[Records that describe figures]

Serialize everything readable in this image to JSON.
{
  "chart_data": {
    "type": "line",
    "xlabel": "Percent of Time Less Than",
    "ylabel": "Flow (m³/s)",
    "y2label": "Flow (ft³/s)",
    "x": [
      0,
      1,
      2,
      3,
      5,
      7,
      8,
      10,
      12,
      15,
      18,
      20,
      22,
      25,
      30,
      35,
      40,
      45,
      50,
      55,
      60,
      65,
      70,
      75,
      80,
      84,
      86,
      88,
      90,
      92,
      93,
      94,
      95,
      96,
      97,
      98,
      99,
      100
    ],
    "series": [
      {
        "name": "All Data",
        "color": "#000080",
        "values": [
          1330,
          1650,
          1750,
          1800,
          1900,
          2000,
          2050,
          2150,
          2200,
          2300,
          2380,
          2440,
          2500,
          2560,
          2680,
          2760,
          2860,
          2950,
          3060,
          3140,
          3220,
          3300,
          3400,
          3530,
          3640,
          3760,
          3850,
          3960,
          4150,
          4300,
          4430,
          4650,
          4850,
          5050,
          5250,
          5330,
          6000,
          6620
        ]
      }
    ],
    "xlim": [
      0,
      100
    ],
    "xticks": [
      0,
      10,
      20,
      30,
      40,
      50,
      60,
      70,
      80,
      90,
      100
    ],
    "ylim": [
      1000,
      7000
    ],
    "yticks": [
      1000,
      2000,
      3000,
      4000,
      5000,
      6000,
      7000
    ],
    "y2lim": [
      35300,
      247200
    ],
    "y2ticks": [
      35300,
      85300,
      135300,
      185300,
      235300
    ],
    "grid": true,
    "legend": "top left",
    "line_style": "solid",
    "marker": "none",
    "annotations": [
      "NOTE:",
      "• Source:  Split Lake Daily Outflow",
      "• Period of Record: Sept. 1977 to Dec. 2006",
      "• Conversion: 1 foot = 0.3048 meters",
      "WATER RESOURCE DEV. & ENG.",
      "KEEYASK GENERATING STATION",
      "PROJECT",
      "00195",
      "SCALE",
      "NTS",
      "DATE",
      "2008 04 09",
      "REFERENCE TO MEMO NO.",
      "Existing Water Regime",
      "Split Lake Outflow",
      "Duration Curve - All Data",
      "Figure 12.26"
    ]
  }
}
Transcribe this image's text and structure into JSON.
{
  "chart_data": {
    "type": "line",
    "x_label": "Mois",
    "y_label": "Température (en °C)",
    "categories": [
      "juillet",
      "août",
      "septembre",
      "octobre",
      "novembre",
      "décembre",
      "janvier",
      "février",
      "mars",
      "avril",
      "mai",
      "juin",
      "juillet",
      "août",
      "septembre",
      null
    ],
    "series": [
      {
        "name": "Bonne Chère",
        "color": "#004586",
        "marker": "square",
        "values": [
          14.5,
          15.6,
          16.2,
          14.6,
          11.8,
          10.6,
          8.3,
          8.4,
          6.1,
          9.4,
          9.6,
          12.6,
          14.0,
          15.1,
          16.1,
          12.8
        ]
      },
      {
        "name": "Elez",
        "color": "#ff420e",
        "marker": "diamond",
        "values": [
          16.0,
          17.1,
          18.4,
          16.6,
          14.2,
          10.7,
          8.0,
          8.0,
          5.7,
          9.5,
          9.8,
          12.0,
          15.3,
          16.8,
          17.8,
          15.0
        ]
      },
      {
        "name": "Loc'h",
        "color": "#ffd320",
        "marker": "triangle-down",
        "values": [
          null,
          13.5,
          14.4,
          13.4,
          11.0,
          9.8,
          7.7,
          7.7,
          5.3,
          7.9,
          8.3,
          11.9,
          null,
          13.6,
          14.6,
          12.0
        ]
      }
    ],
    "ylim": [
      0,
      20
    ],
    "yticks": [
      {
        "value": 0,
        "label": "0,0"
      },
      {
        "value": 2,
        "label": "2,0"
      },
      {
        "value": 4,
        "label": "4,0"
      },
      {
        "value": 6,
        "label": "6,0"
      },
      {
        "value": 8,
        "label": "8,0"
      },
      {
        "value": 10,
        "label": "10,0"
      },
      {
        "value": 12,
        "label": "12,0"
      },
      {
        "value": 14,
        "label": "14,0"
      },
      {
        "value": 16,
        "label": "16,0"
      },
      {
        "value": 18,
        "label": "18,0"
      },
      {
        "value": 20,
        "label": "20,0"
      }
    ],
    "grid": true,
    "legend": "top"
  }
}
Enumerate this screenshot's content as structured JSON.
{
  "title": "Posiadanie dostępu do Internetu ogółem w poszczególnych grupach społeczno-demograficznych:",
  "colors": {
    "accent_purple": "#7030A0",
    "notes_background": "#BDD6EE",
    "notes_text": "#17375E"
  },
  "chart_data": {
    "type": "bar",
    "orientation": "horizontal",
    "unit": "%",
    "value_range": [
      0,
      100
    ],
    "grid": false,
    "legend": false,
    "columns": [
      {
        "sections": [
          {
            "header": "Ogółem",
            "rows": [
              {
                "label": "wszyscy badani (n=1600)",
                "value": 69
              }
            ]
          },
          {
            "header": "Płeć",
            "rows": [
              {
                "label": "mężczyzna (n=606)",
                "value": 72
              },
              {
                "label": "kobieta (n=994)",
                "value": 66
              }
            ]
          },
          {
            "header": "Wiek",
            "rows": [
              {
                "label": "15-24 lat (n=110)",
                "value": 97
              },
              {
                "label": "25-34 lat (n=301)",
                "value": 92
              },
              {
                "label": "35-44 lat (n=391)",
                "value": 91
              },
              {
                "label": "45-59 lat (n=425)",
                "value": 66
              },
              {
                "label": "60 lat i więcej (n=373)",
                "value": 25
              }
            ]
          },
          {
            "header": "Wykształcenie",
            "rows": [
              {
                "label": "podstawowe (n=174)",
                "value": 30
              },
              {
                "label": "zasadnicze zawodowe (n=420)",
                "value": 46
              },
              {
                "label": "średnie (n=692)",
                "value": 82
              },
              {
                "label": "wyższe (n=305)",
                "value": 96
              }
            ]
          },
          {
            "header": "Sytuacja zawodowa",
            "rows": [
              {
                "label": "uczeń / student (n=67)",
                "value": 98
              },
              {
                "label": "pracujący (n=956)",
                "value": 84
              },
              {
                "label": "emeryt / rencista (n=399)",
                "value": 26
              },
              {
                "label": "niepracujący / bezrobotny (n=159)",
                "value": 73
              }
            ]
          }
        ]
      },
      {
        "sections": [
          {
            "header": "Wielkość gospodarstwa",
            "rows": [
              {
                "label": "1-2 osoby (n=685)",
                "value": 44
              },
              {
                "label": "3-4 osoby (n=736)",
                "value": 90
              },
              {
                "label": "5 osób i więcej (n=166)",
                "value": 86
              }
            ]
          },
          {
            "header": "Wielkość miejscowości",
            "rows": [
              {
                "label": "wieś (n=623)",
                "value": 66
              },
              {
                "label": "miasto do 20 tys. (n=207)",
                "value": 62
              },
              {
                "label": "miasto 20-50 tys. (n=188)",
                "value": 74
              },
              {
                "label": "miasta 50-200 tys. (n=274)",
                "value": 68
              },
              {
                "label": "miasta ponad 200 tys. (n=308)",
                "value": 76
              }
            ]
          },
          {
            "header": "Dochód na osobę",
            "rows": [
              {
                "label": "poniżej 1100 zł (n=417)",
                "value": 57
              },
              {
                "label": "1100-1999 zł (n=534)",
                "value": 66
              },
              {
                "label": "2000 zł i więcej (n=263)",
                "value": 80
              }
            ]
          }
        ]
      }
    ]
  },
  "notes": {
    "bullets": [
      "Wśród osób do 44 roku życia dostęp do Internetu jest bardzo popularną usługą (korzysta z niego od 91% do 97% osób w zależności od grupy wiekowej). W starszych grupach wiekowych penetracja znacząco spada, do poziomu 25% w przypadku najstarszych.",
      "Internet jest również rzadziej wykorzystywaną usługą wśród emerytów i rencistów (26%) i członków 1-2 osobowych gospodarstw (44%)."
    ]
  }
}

— Requirements —
Tell how many lines of the records above hold the string "miasto". Give no other text.

— Exercise solution —
2